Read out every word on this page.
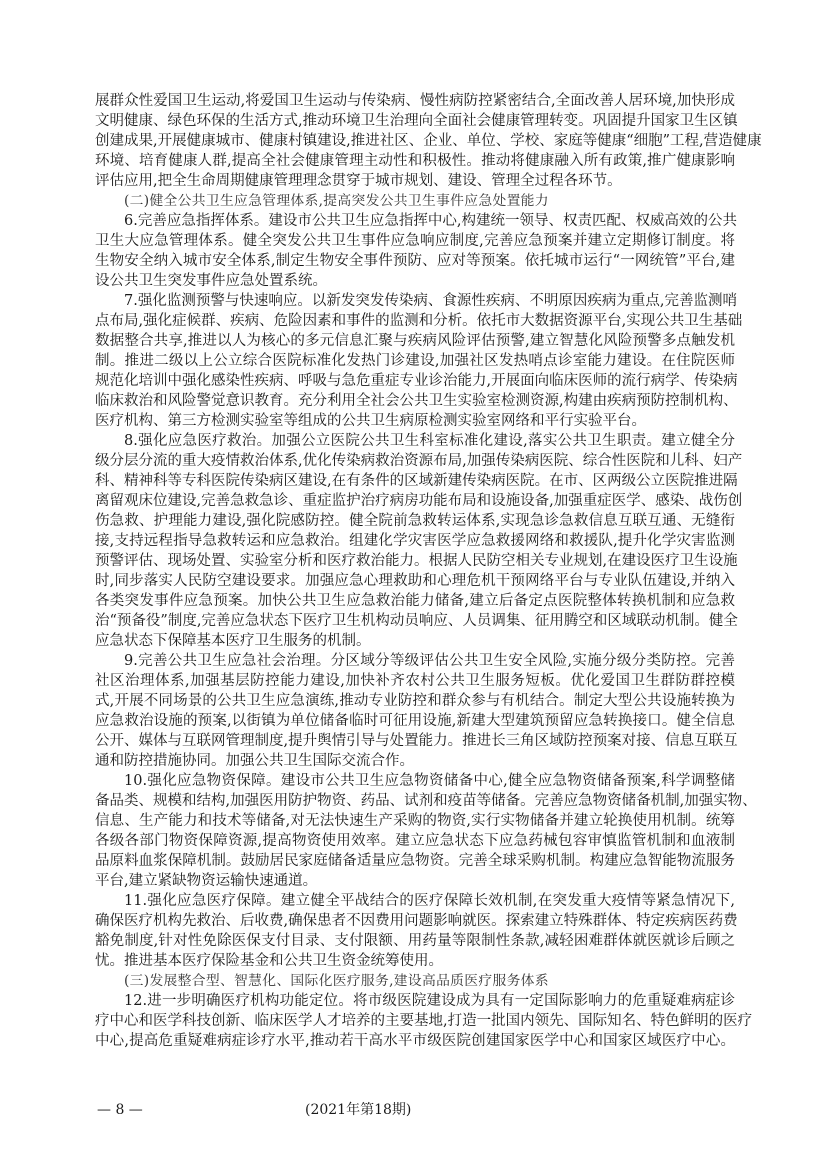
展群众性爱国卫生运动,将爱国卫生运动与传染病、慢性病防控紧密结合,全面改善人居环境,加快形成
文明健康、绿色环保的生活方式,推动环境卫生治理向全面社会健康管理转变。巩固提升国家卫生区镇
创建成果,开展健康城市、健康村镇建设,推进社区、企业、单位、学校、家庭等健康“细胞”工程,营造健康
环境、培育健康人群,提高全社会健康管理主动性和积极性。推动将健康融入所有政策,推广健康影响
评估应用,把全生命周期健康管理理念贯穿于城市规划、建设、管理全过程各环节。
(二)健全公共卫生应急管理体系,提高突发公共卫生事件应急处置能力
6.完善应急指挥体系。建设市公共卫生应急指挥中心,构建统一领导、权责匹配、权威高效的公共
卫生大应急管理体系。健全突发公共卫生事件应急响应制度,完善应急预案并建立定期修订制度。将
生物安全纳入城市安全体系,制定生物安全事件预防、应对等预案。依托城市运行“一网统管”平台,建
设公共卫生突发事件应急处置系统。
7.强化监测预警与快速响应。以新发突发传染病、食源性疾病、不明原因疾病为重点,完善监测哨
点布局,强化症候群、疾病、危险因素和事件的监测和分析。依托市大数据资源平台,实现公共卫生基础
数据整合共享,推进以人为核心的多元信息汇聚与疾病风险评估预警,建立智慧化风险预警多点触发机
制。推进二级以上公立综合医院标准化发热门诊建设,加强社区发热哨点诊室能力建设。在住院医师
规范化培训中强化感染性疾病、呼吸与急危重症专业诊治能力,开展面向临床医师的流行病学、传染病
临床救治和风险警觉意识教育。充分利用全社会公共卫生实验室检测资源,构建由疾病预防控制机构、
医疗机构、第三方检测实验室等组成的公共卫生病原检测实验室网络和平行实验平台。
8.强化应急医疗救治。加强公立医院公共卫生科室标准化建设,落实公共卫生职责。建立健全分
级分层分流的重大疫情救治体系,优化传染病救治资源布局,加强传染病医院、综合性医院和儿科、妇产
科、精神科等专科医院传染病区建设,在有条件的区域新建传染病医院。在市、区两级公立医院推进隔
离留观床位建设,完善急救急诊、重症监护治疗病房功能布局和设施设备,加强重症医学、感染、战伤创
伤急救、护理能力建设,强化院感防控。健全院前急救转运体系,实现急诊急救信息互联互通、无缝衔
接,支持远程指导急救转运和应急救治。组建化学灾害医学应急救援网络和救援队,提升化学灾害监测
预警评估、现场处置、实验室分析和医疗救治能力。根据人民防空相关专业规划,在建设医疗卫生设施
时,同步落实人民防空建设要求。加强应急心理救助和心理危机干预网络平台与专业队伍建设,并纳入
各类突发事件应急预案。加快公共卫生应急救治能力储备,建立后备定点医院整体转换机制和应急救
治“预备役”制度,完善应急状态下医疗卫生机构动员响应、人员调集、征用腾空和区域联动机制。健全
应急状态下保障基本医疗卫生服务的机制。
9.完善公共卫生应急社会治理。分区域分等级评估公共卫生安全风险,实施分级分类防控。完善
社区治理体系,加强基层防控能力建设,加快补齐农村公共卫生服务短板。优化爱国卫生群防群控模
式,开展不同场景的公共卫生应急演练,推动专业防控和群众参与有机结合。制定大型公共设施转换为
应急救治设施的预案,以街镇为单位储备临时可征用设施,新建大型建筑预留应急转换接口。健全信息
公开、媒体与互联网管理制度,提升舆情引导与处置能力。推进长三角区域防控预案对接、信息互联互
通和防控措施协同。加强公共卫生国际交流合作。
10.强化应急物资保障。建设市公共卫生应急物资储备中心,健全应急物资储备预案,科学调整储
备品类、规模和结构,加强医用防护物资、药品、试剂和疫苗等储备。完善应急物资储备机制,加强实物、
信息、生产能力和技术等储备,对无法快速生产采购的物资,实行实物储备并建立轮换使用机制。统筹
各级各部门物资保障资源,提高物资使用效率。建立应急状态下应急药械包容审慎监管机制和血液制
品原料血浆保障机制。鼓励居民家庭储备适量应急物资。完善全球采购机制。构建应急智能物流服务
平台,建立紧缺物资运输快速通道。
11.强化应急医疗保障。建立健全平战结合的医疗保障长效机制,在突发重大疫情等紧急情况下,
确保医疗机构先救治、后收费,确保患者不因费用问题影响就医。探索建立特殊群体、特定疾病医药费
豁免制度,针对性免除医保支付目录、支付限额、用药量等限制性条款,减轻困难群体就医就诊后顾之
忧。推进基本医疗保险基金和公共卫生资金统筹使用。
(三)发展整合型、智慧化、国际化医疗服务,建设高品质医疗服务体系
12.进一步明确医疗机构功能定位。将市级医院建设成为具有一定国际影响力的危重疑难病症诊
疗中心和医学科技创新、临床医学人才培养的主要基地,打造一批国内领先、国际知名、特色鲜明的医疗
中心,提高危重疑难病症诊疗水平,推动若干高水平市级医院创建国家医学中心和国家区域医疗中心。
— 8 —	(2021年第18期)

------------------------------------------------

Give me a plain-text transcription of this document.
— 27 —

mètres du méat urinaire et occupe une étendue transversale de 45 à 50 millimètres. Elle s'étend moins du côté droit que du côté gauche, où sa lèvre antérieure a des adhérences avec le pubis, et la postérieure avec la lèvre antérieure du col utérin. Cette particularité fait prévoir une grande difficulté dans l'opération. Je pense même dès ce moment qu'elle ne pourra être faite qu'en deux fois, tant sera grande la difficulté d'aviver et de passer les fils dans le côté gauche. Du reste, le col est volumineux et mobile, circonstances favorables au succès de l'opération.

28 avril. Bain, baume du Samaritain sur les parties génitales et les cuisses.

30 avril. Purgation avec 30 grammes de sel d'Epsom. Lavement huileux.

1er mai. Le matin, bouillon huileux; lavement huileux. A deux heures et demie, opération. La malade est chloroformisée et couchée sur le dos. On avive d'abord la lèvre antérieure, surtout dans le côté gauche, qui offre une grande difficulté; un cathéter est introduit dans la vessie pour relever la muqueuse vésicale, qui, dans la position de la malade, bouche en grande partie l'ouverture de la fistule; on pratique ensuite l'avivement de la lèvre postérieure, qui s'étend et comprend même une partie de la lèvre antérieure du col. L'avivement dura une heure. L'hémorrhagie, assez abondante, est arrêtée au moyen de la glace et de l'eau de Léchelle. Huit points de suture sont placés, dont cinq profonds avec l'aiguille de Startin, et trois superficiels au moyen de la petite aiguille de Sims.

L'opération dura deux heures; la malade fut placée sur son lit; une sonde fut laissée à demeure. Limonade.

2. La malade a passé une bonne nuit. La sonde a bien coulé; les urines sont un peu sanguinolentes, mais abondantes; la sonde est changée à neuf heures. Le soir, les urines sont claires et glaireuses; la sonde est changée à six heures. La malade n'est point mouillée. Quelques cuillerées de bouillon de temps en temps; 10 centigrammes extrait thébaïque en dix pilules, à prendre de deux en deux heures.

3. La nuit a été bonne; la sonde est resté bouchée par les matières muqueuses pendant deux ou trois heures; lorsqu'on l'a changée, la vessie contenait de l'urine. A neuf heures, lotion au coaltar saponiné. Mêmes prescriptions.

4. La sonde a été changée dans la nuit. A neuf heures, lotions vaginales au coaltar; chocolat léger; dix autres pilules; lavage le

------------------------------------------------

▶ **WHAT IS NEEDED**
Tally up how many lines in the preceding listing contain the word "sonde". Give nothing but the number.

▶ **EXERCISE OUTPUT**
4